From: Ross A. Finlayson on
Jonathan Hoyle wrote:
> In ZF Set Theory with no urelements, sets contain only other sets and
> nothing else. The set of natural numbers, or example, is just a set of
> sets.
>
> If you mean *all sets* then ZF and ZFC do not allow for the set of all
> sets. This must be the case, since if the collection of all sets were
> a set, it must therefore contain itself as a member, which violates the
> Axiom of Foundation (AF), one of the axioms of ZF.
>
> In a conservative extension of ZFC called NBG
> (vonNeumann-Bernays-Godel), you can have a collection of all sets, but
> this collection is not a set, but rather a proper class, for the
> reasons stated above. (All sets are classes, and those classes which
> are not sets are called proper classes). NBG is equi-consistent to
> ZFC; that is to say, if NBG is inconsistent, then it is only because
> ZFC is as well.
>
> To have "the set of all sets", you must work within a set theory which
> does not contain AF. These are called "non-Well Founded" Set Theories,
> and sets which violates AF are called "non-well founded sets".
○ ○ ○ ○ ○ ○ ○
→ **GIVEN EXERCISE**
Pick up the set-theory forum post after its last line and carry it forward.
○ ○ ○ ○ ○ ○ ○
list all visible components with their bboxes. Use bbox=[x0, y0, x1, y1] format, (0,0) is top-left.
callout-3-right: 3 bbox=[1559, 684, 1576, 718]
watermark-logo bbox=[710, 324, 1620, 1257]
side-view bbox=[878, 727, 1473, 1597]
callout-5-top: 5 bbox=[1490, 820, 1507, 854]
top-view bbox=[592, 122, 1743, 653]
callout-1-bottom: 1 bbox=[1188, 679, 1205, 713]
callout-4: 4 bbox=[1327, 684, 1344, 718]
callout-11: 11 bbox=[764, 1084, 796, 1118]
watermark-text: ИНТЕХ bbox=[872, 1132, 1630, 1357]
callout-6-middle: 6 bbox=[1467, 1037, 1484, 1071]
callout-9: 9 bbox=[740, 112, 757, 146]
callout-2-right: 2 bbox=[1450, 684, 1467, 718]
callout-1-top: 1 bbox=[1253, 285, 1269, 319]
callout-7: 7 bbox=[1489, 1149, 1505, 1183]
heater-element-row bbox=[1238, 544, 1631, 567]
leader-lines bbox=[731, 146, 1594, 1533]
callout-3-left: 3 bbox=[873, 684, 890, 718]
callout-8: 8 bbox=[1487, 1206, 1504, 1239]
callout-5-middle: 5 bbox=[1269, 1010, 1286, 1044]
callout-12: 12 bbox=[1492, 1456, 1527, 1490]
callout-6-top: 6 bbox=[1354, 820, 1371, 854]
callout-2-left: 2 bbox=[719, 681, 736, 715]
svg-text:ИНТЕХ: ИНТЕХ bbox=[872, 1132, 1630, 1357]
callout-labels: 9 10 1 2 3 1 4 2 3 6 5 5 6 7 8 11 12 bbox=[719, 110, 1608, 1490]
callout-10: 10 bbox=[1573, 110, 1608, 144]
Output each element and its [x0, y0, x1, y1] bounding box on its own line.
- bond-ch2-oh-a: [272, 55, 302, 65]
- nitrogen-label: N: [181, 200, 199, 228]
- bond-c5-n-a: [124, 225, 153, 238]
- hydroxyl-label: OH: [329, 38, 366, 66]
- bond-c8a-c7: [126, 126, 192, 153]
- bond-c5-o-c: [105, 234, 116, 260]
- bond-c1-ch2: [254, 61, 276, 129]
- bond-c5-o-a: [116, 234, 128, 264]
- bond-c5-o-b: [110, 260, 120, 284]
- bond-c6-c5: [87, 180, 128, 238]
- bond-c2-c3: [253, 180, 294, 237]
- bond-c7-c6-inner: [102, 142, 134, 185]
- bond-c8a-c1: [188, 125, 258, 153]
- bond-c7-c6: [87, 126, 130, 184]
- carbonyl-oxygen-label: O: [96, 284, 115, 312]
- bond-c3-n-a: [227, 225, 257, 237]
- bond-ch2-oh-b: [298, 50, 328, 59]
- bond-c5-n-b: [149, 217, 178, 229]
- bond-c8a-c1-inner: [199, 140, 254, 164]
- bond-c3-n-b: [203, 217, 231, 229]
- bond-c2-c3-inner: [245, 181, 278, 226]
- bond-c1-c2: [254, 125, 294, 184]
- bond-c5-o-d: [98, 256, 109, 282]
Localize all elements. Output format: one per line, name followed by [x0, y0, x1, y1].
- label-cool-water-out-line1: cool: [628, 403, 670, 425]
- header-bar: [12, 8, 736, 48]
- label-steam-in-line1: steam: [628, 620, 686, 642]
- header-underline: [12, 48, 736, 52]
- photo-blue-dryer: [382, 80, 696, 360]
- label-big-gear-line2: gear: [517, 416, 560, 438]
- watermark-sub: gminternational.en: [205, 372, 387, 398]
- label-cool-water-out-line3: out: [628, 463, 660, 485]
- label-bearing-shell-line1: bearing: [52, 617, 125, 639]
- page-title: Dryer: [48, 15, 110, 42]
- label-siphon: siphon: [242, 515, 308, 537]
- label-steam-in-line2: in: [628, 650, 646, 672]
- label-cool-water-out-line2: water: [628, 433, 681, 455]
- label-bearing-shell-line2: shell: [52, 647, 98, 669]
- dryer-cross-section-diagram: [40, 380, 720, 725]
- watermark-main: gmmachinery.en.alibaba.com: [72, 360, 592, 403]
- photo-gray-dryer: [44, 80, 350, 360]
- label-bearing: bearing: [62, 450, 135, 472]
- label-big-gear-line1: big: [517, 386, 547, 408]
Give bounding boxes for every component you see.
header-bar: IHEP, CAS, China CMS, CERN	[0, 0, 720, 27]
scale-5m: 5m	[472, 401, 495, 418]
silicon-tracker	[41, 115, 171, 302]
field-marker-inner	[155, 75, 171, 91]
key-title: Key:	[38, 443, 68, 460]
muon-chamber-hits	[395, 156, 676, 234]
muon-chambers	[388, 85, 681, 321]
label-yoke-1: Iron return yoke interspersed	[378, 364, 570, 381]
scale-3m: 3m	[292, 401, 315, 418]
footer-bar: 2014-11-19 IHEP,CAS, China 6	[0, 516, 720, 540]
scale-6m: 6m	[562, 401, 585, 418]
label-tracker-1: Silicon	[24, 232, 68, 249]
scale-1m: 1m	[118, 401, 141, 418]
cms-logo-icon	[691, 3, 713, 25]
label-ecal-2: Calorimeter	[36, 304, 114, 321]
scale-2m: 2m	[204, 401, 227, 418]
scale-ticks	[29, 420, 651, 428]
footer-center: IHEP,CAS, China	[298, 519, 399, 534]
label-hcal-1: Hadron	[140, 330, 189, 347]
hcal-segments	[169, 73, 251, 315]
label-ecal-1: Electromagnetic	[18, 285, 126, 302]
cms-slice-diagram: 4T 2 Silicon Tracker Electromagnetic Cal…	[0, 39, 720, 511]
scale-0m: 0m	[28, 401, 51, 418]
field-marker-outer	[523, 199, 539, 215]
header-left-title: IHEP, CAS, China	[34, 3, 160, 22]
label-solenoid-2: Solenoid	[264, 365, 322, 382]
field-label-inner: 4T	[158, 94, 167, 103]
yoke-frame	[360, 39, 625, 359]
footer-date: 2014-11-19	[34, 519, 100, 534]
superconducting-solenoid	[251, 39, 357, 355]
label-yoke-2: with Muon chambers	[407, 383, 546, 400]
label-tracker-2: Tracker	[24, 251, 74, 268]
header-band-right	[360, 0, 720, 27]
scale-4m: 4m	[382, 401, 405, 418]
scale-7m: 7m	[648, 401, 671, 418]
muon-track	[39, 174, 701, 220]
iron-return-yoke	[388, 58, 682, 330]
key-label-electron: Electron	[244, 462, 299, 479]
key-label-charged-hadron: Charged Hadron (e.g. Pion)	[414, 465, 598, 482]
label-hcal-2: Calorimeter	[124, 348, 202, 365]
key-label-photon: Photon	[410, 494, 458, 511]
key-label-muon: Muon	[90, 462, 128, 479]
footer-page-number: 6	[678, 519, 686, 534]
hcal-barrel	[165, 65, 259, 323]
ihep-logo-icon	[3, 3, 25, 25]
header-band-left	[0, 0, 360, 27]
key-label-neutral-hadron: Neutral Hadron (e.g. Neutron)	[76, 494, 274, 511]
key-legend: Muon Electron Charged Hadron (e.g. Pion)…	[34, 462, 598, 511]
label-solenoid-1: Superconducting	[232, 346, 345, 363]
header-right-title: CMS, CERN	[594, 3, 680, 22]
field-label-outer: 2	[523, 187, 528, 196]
○ ○ ○ ○ ○ ○ ○
→ **FINAL RESULT**
> Obviously non-well founded sets in these theories do not exist in ZF,
> and thus you cannot assume traditional ZF properties to them.
>
> Hope that helps,
>
> Jonathan Hoyle

What's the class of all classes, in lieu of a set of all sets?

Answer: there is none. Proper classes aren't allowed to contain
proper classes.

The order type of ordinals would still be an ordinal, in NBG it's not a
set, but it still contains the structure of an ordinal. That the order
type of ordinals would be an ordinal is called the Burali-Forti paradox
for Cesare Burali-Forti.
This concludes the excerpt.